**Work to complete**
Output solely the number of lines containing the string "text".

(Data entries)
▬▬▬

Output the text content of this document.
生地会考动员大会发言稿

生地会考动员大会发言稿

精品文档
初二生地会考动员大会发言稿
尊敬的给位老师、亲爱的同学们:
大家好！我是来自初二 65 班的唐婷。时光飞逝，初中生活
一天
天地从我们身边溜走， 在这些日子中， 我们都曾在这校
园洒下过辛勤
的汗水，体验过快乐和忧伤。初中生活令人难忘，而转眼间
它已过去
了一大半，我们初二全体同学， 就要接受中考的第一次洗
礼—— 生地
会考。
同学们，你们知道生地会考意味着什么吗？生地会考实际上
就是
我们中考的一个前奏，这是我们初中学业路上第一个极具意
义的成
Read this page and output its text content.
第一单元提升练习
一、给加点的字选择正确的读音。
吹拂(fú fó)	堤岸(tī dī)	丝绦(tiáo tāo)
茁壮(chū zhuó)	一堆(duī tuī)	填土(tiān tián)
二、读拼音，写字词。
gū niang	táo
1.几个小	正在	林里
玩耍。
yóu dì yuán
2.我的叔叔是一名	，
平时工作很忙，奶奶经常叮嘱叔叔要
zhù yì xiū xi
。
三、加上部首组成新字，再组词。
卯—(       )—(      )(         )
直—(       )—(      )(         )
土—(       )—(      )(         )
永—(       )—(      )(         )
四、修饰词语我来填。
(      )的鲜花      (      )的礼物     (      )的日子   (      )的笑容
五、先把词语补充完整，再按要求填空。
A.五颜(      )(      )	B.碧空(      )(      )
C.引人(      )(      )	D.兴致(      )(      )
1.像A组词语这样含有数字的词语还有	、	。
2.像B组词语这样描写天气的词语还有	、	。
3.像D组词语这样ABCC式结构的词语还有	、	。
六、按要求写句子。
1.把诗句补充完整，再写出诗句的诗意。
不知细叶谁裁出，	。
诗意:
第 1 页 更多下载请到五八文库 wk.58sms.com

▬▬▬

**Answer to the problem**
2